INFORMATION>
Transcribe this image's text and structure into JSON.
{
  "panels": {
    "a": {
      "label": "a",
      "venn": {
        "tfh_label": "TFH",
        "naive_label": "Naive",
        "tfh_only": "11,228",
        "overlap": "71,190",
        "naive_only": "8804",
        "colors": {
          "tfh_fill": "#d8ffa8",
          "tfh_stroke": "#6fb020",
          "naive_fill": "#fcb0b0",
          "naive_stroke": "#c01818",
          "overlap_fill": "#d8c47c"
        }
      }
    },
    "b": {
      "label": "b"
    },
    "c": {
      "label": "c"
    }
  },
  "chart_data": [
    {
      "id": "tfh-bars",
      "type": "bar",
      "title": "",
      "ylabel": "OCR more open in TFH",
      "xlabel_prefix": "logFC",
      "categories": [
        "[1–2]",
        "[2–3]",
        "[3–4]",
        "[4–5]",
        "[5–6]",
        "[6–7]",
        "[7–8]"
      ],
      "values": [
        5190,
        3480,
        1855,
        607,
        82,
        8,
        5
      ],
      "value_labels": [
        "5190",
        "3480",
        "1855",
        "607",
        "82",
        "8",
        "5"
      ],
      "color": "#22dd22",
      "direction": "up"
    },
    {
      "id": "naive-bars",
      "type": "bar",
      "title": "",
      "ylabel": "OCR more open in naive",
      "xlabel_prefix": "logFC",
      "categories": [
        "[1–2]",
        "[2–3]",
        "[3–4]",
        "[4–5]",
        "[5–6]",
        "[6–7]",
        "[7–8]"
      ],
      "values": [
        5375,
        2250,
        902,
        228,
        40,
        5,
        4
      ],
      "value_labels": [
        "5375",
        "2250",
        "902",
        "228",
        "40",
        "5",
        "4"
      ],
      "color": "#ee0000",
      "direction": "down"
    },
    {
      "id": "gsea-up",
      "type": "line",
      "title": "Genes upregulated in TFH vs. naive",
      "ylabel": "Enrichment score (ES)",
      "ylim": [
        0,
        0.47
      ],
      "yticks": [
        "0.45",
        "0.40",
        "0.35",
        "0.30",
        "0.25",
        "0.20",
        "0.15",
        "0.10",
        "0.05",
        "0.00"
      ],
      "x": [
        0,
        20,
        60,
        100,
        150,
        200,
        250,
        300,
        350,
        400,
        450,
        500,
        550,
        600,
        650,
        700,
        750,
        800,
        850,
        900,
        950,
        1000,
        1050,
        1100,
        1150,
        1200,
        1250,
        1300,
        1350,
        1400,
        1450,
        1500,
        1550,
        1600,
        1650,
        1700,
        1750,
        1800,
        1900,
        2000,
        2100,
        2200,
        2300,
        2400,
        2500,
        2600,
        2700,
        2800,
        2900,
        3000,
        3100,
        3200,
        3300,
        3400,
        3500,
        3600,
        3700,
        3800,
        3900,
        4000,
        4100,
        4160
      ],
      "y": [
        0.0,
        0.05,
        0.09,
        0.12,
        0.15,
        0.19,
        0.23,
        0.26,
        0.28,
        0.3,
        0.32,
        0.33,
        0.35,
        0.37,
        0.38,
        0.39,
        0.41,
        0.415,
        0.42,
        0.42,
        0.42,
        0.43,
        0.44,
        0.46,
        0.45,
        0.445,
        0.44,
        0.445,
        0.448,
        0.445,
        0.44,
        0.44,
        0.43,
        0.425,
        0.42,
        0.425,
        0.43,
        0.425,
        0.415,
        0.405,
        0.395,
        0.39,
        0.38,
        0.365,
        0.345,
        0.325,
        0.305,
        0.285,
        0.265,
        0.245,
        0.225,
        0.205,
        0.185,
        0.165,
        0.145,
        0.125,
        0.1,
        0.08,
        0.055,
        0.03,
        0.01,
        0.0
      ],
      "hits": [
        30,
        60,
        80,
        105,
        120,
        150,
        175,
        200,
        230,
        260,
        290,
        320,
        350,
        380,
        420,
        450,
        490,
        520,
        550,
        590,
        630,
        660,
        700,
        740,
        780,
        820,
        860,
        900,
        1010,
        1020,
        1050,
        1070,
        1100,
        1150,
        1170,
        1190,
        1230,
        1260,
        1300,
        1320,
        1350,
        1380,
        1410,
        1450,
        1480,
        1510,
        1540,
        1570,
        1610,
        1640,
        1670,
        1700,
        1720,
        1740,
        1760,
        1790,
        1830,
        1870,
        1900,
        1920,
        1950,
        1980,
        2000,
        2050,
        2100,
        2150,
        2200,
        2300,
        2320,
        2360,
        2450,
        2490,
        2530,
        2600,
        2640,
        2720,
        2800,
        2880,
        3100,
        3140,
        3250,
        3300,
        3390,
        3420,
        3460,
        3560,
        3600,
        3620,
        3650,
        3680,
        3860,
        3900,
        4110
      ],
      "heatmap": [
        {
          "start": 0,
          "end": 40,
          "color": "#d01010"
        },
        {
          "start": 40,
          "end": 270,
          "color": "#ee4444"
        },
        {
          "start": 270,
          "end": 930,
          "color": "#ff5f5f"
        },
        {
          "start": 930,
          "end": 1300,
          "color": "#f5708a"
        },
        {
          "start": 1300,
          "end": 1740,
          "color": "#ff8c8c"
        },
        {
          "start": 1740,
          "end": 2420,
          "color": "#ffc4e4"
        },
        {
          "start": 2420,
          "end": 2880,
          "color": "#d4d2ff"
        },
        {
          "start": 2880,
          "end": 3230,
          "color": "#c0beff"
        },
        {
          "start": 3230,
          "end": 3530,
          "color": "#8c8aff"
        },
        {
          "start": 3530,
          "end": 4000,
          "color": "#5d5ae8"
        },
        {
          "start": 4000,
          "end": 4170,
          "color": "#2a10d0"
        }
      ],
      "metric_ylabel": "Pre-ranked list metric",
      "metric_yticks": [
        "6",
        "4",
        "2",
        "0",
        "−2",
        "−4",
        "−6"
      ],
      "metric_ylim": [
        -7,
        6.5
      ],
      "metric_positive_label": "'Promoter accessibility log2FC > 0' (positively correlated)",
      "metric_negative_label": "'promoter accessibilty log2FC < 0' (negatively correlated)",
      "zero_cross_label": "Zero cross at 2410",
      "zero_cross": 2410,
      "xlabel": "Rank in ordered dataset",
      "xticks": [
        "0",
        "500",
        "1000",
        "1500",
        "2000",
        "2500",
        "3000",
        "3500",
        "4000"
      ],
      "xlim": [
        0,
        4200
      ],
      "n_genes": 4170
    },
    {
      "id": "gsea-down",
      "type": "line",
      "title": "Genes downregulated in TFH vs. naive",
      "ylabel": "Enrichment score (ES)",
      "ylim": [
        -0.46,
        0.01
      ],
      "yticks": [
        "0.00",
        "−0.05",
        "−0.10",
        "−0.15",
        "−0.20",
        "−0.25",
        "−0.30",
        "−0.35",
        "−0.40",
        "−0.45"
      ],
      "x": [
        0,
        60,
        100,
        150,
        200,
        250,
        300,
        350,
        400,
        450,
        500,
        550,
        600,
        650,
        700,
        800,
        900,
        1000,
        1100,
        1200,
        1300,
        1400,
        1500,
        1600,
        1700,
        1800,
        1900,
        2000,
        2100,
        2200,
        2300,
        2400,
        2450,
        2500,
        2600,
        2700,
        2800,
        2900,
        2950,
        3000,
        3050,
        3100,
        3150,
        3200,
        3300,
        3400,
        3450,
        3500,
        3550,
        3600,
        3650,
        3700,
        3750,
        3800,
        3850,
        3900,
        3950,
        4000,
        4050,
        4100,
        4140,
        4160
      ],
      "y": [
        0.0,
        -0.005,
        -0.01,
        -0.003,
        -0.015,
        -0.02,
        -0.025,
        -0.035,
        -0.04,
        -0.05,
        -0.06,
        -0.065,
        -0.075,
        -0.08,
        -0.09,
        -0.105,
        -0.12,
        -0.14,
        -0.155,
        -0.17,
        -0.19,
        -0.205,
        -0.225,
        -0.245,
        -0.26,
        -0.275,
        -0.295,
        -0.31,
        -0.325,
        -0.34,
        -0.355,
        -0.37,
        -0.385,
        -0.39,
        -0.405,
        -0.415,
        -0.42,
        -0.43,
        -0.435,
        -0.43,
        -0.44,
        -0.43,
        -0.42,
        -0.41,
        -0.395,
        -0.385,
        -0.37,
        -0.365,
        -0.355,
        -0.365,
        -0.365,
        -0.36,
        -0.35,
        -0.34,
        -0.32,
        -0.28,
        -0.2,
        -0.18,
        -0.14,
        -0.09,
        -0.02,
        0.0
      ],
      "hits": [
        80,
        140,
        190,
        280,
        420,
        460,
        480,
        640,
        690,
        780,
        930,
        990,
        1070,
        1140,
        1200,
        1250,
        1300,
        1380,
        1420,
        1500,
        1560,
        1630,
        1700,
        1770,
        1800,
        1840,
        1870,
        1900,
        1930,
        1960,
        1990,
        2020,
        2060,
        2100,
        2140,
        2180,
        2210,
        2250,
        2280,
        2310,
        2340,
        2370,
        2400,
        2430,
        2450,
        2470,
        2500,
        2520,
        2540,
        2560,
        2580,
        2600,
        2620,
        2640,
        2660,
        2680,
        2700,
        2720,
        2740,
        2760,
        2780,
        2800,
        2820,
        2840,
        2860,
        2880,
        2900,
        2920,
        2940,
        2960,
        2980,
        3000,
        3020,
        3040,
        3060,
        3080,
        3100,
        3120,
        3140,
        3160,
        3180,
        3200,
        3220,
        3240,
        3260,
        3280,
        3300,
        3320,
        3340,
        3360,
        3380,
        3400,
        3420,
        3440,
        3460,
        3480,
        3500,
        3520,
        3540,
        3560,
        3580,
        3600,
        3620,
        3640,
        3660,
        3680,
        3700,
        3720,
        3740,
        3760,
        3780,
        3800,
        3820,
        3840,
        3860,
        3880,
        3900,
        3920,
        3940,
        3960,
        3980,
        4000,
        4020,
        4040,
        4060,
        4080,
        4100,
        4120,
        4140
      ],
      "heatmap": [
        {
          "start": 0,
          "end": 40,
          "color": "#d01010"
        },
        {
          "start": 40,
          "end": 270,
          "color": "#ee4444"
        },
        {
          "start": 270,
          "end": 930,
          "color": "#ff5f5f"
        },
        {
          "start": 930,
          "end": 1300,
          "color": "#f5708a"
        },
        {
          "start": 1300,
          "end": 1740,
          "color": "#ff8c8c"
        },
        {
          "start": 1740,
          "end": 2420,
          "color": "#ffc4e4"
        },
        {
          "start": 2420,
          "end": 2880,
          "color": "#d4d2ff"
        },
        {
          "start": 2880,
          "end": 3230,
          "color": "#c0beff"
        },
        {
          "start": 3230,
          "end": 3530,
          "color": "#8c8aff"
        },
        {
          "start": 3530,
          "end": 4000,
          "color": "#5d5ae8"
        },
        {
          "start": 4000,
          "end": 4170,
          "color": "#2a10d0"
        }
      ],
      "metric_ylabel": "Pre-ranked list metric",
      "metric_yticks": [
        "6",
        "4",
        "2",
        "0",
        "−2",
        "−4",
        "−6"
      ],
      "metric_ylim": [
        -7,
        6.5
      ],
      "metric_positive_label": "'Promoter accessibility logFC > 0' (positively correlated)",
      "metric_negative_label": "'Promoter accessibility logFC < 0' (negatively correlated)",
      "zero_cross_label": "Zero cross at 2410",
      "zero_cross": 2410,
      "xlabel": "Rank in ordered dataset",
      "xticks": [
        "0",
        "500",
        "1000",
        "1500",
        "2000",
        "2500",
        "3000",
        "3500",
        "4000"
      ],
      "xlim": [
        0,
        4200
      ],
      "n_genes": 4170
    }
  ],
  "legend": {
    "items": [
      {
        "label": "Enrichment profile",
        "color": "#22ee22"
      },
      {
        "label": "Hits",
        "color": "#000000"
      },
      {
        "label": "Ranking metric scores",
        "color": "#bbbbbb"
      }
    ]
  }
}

PROBLEM TO SOLVE>
Read the entries and show each line that mentions "positively".

EXERCISE RESULT>
      "metric_positive_label": "'Promoter accessibility log2FC > 0' (positively correlated)",
      "metric_positive_label": "'Promoter accessibility logFC > 0' (positively correlated)",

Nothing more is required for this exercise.